Ivan Meštrović Gallery (Galerija Meštrović), is an art museum in Split, Croatia dedicated to the work of the 20th-century sculptor, Ivan Meštrović. The gallery preserves and presents to the public the most significant works of Meštrović, and is in itself an art monument. The permanent collection includes works of sculpture, drawings, design, furniture and architecture. Holdings include original plaster models by the artist, as well as finished works in bronze, marble and wood. The gallery building and grounds were based on original plans by Meštrović himself, and included living and working areas, as well as exhibition spaces.

Not far from the gallery lies Kaštelet-Crikvine, a restored chapel that houses a set of wooden wall panels carved by Ivan Meštrović.

==History==
Ivan Meštrović bought a piece of land on the Marjan peninsula west of Split in the 1920s, where he intended to build a summer home. The villa was built between 1931 and 1939 to an original design by Meštrović himself, and he was involved right though its construction. The architects Harold Bilinić and Lavoslav Horvat developed the plans, and builder Marin Marasović was in charge of construction. The building and its grounds overlooking the Adriatic Sea were designed to fulfill three purposes: as a family home, working studio and exhibit space. The Meštrović family stayed in the villa from the summer of 1932 until 1941, when Meštrović left for Zagreb. Letters from that time are in the archives of the gallery.

In 1952, Ivan Meštrović donated the property, along with three others, and 132 of his art works to the state, making possible the founding of the Ivan Meštrović Gallery. Initially administered by the Conservation Institute for Dalmatia, in 1955 it was placed under the Culture and Education Department of the City of Split. Since 1991, the gallery has been an integral part of the Ivan Meštrović Foundation with its headquarters in Zagreb, and which now administers all four donated properties.

The gallery's mission, as defined in the first Statute (6 May 1958) are the "protection, collection, expert and scholarly treatment and presentation of the museum holdings and popularization of Ivan Meštrović's works and name".

The initial gallery holdings contained 70 sculptures, specifically listed by the artist and selected to be placed in the museum of his works in Split and in the nearby Kaštelet-Crikvine complex. In time, those holdings grew through purchases, exchanges, casting in bronze and stone sculptures from plaster models, and further donations from the artist himself, his heirs, and other donors.

YOUR TASKS ::
a) In the passage on the Ivan Meštrović Gallery, which two architects developed the plans for the villa?
b) Quote the passage on the Ivan Meštrović Gallery from "Not far from" up to and including "of the gallery.".

[Structured page parsing data]
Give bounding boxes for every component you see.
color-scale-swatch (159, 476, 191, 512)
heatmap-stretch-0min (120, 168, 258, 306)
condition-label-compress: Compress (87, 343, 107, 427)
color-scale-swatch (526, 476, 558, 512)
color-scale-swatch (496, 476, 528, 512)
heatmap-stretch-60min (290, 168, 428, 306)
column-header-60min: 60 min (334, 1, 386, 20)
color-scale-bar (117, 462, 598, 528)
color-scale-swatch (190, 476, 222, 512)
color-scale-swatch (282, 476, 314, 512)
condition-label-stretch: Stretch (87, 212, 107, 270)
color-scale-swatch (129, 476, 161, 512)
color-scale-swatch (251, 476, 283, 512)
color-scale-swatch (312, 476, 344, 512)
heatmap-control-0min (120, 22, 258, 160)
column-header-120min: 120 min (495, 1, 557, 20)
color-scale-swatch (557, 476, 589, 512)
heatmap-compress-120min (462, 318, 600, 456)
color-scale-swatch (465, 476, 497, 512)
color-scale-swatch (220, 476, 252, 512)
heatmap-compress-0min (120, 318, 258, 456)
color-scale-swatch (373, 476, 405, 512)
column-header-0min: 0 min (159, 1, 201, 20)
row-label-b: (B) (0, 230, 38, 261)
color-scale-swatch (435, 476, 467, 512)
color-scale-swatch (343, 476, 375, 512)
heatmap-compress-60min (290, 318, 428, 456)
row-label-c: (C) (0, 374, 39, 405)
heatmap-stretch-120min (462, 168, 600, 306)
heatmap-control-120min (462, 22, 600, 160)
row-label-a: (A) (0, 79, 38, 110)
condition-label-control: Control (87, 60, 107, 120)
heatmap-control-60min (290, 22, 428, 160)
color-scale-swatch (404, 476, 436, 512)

SOLUTIONS TO EACH TASK ::
a) Harold Bilinić and Lavoslav Horvat.

b)
Not far from the gallery lies Kaštelet-Crikvine, a restored chapel that houses a set of wooden wall panels carved by Ivan Meštrović.

==History==
Ivan Meštrović bought a piece of land on the Marjan peninsula west of Split in the 1920s, where he intended to build a summer home. The villa was built between 1931 and 1939 to an original design by Meštrović himself, and he was involved right though its construction. The architects Harold Bilinić and Lavoslav Horvat developed the plans, and builder Marin Marasović was in charge of construction. The building and its grounds overlooking the Adriatic Sea were designed to fulfill three purposes: as a family home, working studio and exhibit space. The Meštrović family stayed in the villa from the summer of 1932 until 1941, when Meštrović left for Zagreb. Letters from that time are in the archives of the gallery.